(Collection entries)
================================

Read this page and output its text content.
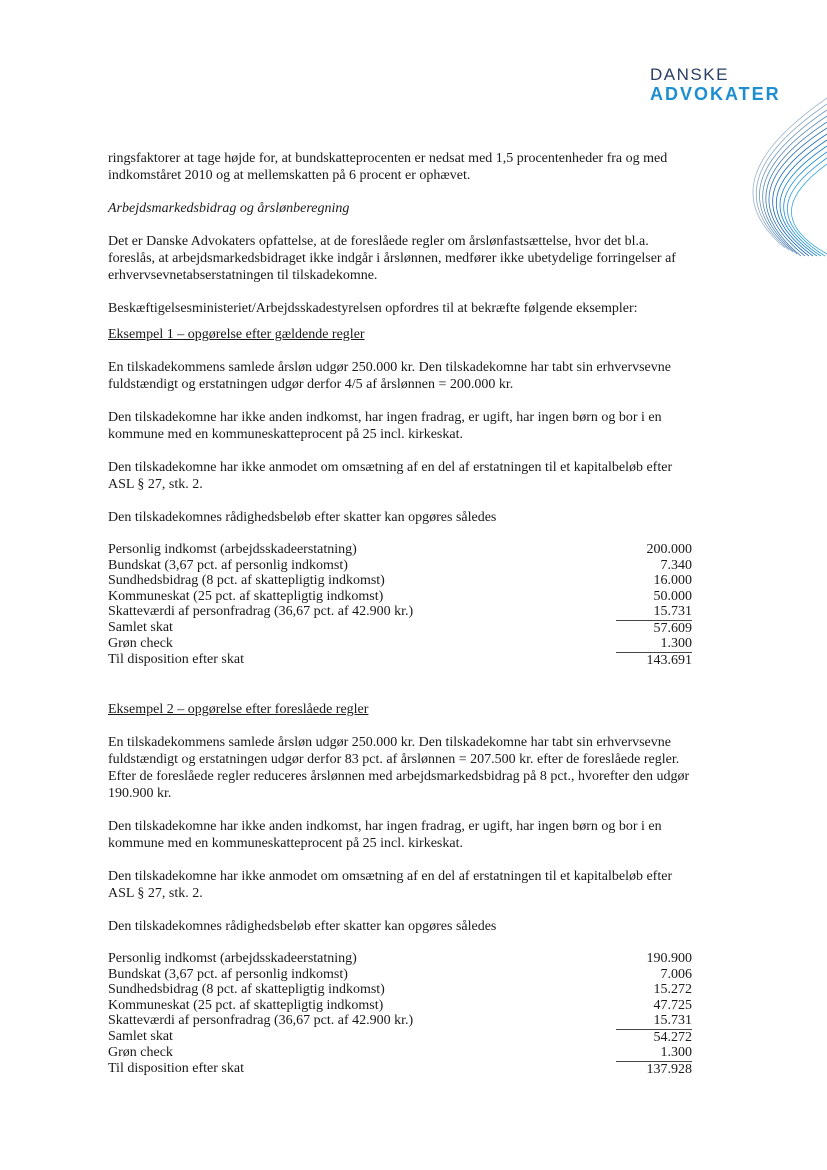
DANSKE
ADVOKATER

ringsfaktorer at tage højde for, at bundskatteprocenten er nedsat med 1,5 procentenheder fra og med indkomståret 2010 og at mellemskatten på 6 procent er ophævet.

Arbejdsmarkedsbidrag og årslønberegning

Det er Danske Advokaters opfattelse, at de foreslåede regler om årslønfastsættelse, hvor det bl.a. foreslås, at arbejdsmarkedsbidraget ikke indgår i årslønnen, medfører ikke ubetydelige forringelser af erhvervsevnetabserstatningen til tilskadekomne.

Beskæftigelsesministeriet/Arbejdsskadestyrelsen opfordres til at bekræfte følgende eksempler:

Eksempel 1 – opgørelse efter gældende regler

En tilskadekommens samlede årsløn udgør 250.000 kr. Den tilskadekomne har tabt sin erhvervsevne fuldstændigt og erstatningen udgør derfor 4/5 af årslønnen = 200.000 kr.

Den tilskadekomne har ikke anden indkomst, har ingen fradrag, er ugift, har ingen børn og bor i en kommune med en kommuneskatteprocent på 25 incl. kirkeskat.

Den tilskadekomne har ikke anmodet om omsætning af en del af erstatningen til et kapitalbeløb efter ASL § 27, stk. 2.

Den tilskadekomnes rådighedsbeløb efter skatter kan opgøres således

Personlig indkomst (arbejdsskadeerstatning)	200.000
Bundskat (3,67 pct. af personlig indkomst)	7.340
Sundhedsbidrag (8 pct. af skattepligtig indkomst)	16.000
Kommuneskat (25 pct. af skattepligtig indkomst)	50.000
Skatteværdi af personfradrag (36,67 pct. af 42.900 kr.)	15.731
Samlet skat	57.609
Grøn check	1.300
Til disposition efter skat	143.691

Eksempel 2 – opgørelse efter foreslåede regler

En tilskadekommens samlede årsløn udgør 250.000 kr. Den tilskadekomne har tabt sin erhvervsevne fuldstændigt og erstatningen udgør derfor 83 pct. af årslønnen = 207.500 kr. efter de foreslåede regler. Efter de foreslåede regler reduceres årslønnen med arbejdsmarkedsbidrag på 8 pct., hvorefter den udgør 190.900 kr.

Den tilskadekomne har ikke anden indkomst, har ingen fradrag, er ugift, har ingen børn og bor i en kommune med en kommuneskatteprocent på 25 incl. kirkeskat.

Den tilskadekomne har ikke anmodet om omsætning af en del af erstatningen til et kapitalbeløb efter ASL § 27, stk. 2.

Den tilskadekomnes rådighedsbeløb efter skatter kan opgøres således

Personlig indkomst (arbejdsskadeerstatning)	190.900
Bundskat (3,67 pct. af personlig indkomst)	7.006
Sundhedsbidrag (8 pct. af skattepligtig indkomst)	15.272
Kommuneskat (25 pct. af skattepligtig indkomst)	47.725
Skatteværdi af personfradrag (36,67 pct. af 42.900 kr.)	15.731
Samlet skat	54.272
Grøn check	1.300
Til disposition efter skat	137.928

================================

Task description: Return the listing above in full and without alteration, excluding its pictures.

Task output:
Read this page and output its text content.
DANSKE
ADVOKATER

ringsfaktorer at tage højde for, at bundskatteprocenten er nedsat med 1,5 procentenheder fra og med indkomståret 2010 og at mellemskatten på 6 procent er ophævet.

Arbejdsmarkedsbidrag og årslønberegning

Det er Danske Advokaters opfattelse, at de foreslåede regler om årslønfastsættelse, hvor det bl.a. foreslås, at arbejdsmarkedsbidraget ikke indgår i årslønnen, medfører ikke ubetydelige forringelser af erhvervsevnetabserstatningen til tilskadekomne.

Beskæftigelsesministeriet/Arbejdsskadestyrelsen opfordres til at bekræfte følgende eksempler:

Eksempel 1 – opgørelse efter gældende regler

En tilskadekommens samlede årsløn udgør 250.000 kr. Den tilskadekomne har tabt sin erhvervsevne fuldstændigt og erstatningen udgør derfor 4/5 af årslønnen = 200.000 kr.

Den tilskadekomne har ikke anden indkomst, har ingen fradrag, er ugift, har ingen børn og bor i en kommune med en kommuneskatteprocent på 25 incl. kirkeskat.

Den tilskadekomne har ikke anmodet om omsætning af en del af erstatningen til et kapitalbeløb efter ASL § 27, stk. 2.

Den tilskadekomnes rådighedsbeløb efter skatter kan opgøres således

Personlig indkomst (arbejdsskadeerstatning)	200.000
Bundskat (3,67 pct. af personlig indkomst)	7.340
Sundhedsbidrag (8 pct. af skattepligtig indkomst)	16.000
Kommuneskat (25 pct. af skattepligtig indkomst)	50.000
Skatteværdi af personfradrag (36,67 pct. af 42.900 kr.)	15.731
Samlet skat	57.609
Grøn check	1.300
Til disposition efter skat	143.691

Eksempel 2 – opgørelse efter foreslåede regler

En tilskadekommens samlede årsløn udgør 250.000 kr. Den tilskadekomne har tabt sin erhvervsevne fuldstændigt og erstatningen udgør derfor 83 pct. af årslønnen = 207.500 kr. efter de foreslåede regler. Efter de foreslåede regler reduceres årslønnen med arbejdsmarkedsbidrag på 8 pct., hvorefter den udgør 190.900 kr.

Den tilskadekomne har ikke anden indkomst, har ingen fradrag, er ugift, har ingen børn og bor i en kommune med en kommuneskatteprocent på 25 incl. kirkeskat.

Den tilskadekomne har ikke anmodet om omsætning af en del af erstatningen til et kapitalbeløb efter ASL § 27, stk. 2.

Den tilskadekomnes rådighedsbeløb efter skatter kan opgøres således

Personlig indkomst (arbejdsskadeerstatning)	190.900
Bundskat (3,67 pct. af personlig indkomst)	7.006
Sundhedsbidrag (8 pct. af skattepligtig indkomst)	15.272
Kommuneskat (25 pct. af skattepligtig indkomst)	47.725
Skatteværdi af personfradrag (36,67 pct. af 42.900 kr.)	15.731
Samlet skat	54.272
Grøn check	1.300
Til disposition efter skat	137.928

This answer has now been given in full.